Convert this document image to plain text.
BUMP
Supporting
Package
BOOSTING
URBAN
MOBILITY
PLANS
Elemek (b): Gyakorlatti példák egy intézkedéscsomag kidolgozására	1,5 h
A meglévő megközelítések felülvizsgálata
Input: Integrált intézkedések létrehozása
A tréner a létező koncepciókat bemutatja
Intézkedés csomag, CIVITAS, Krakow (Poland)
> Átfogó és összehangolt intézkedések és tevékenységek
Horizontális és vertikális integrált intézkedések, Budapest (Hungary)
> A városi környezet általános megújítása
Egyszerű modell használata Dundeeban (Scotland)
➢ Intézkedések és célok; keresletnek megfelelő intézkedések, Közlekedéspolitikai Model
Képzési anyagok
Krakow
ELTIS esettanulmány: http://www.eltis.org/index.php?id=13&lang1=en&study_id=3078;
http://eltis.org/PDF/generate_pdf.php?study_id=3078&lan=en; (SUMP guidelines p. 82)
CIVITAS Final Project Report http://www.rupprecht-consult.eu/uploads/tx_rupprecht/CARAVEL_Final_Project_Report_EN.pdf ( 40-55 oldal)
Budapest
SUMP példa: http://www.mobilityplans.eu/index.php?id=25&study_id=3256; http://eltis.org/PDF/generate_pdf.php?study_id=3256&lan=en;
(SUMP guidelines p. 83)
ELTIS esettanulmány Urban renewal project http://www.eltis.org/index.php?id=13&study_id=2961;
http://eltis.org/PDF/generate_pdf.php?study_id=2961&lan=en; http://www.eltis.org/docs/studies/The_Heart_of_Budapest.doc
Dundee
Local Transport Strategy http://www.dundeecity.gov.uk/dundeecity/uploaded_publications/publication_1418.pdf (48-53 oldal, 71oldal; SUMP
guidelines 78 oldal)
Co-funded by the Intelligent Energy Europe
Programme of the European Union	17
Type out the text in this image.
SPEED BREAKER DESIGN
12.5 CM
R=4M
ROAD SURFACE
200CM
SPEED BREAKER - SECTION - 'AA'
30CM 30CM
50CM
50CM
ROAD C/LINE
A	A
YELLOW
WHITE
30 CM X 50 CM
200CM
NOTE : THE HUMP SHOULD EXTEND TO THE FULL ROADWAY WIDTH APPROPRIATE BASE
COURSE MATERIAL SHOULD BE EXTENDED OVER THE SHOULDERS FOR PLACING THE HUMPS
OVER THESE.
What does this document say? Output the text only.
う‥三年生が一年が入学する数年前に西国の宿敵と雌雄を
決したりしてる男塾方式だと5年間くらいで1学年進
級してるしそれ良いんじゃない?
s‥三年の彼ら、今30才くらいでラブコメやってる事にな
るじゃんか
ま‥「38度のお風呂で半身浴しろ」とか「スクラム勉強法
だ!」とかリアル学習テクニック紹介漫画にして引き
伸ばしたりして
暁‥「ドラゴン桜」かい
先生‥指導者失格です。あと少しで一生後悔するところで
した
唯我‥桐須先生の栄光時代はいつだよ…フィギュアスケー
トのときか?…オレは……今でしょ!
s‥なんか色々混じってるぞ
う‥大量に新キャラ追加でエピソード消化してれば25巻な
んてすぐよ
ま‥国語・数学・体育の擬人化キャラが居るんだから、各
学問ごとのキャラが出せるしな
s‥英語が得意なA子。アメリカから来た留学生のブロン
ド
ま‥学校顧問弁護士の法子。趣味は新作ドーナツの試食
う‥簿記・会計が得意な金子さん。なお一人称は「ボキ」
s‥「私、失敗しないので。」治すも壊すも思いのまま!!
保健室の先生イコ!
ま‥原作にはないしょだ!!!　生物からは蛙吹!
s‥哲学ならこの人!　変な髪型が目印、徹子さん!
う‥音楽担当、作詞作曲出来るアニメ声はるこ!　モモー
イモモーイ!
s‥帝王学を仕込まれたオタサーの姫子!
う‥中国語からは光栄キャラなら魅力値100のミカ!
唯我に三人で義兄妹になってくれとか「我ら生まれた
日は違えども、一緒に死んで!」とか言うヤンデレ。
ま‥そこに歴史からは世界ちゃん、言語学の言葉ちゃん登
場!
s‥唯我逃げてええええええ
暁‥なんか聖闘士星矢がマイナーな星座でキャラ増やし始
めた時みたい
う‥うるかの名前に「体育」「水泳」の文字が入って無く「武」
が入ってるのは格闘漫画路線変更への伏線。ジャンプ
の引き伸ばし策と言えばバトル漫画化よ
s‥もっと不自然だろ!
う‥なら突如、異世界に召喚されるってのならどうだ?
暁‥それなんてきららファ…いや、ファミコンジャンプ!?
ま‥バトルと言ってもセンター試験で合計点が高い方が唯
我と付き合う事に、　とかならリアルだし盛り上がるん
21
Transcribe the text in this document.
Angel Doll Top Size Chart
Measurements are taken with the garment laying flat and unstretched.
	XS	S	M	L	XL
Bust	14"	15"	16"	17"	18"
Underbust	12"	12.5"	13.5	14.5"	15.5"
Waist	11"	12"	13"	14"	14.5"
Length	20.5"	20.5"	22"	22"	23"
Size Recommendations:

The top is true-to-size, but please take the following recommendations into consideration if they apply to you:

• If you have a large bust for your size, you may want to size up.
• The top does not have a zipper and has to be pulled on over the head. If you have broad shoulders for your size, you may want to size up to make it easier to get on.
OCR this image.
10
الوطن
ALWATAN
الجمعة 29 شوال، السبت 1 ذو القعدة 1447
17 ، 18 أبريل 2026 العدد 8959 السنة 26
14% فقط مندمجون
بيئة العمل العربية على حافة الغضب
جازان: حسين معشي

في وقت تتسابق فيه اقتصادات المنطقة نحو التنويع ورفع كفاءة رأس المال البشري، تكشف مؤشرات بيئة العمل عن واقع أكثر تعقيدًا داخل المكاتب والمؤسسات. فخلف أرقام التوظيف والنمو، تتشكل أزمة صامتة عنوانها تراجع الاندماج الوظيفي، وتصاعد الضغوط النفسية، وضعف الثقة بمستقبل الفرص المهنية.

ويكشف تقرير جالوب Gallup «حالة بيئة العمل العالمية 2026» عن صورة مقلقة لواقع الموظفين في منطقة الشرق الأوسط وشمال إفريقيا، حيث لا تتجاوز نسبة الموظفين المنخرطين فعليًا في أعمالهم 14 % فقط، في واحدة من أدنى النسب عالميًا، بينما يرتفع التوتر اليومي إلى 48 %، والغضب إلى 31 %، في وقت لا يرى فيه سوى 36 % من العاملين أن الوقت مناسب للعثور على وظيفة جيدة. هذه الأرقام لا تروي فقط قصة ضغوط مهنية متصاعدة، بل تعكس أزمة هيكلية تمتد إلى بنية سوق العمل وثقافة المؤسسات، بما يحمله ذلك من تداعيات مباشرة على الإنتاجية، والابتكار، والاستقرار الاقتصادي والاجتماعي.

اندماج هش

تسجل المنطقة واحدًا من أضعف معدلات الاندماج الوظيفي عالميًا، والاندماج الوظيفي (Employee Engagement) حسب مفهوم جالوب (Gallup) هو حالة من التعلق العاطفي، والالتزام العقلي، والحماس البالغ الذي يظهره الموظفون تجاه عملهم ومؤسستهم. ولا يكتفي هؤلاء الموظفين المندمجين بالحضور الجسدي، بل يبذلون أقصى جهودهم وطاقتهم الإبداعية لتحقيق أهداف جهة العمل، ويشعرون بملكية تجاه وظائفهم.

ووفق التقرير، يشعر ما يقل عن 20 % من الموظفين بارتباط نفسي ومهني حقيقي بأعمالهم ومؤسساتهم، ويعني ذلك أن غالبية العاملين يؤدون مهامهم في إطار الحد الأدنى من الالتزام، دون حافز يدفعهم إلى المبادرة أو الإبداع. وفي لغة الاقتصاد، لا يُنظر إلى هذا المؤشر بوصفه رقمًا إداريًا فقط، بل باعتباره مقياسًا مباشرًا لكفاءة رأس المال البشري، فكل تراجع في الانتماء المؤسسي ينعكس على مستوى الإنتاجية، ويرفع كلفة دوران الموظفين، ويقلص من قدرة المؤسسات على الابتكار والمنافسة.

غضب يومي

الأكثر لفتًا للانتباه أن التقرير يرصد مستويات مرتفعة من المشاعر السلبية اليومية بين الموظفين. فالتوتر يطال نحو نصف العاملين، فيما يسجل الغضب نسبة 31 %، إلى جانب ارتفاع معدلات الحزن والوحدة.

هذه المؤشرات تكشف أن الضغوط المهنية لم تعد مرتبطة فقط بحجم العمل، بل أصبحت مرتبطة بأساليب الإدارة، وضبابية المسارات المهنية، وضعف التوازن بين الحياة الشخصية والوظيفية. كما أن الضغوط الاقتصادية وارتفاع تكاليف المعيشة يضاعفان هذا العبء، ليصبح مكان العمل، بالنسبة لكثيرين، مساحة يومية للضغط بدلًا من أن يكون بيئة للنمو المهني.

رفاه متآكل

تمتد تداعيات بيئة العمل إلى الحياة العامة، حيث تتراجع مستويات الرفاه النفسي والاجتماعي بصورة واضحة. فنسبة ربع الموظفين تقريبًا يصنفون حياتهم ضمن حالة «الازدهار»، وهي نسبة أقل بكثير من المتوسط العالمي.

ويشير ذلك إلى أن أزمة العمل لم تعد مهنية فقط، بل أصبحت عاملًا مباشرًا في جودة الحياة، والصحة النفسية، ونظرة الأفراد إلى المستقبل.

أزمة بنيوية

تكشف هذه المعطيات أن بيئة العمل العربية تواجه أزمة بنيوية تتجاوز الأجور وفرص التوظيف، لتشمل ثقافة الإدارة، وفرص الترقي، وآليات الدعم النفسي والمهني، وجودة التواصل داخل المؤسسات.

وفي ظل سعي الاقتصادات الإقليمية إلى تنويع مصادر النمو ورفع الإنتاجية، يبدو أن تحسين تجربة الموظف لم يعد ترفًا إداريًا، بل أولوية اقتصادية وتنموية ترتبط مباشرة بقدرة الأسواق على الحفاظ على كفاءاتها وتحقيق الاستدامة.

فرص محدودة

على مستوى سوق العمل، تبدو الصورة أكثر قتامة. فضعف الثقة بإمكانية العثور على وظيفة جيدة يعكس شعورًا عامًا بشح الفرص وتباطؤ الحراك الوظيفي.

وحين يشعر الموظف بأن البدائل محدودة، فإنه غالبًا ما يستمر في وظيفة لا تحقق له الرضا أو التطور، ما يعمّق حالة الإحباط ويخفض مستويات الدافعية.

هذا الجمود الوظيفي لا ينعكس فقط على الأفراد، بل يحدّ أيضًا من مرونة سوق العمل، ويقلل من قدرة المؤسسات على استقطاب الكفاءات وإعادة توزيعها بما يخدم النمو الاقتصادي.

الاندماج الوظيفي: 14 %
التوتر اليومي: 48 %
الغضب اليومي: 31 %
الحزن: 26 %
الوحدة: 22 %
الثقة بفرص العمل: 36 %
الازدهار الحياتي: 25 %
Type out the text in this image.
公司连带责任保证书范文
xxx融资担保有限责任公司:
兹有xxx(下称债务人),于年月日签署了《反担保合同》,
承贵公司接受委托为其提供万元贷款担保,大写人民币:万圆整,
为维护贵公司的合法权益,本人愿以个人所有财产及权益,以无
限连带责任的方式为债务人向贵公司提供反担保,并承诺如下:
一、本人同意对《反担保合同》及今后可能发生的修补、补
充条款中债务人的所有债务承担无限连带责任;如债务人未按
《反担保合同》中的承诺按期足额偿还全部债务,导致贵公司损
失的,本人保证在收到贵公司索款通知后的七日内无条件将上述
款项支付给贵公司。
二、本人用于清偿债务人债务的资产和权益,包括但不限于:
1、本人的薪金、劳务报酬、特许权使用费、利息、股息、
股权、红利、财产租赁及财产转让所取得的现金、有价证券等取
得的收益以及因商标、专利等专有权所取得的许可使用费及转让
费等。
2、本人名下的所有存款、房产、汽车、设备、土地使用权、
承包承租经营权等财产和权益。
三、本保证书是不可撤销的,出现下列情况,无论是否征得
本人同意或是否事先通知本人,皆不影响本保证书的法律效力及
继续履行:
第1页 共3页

▶ [TASK REQUIREMENTS] Gather up every line from the listing above in which the word "CIVITAS" occurs.

▶ [RESPONSE TO THE EXERCISE]
Intézkedés csomag, CIVITAS, Krakow (Poland)
CIVITAS Final Project Report http://www.rupprecht-consult.eu/uploads/tx_rupprecht/CARAVEL_Final_Project_Report_EN.pdf ( 40-55 oldal)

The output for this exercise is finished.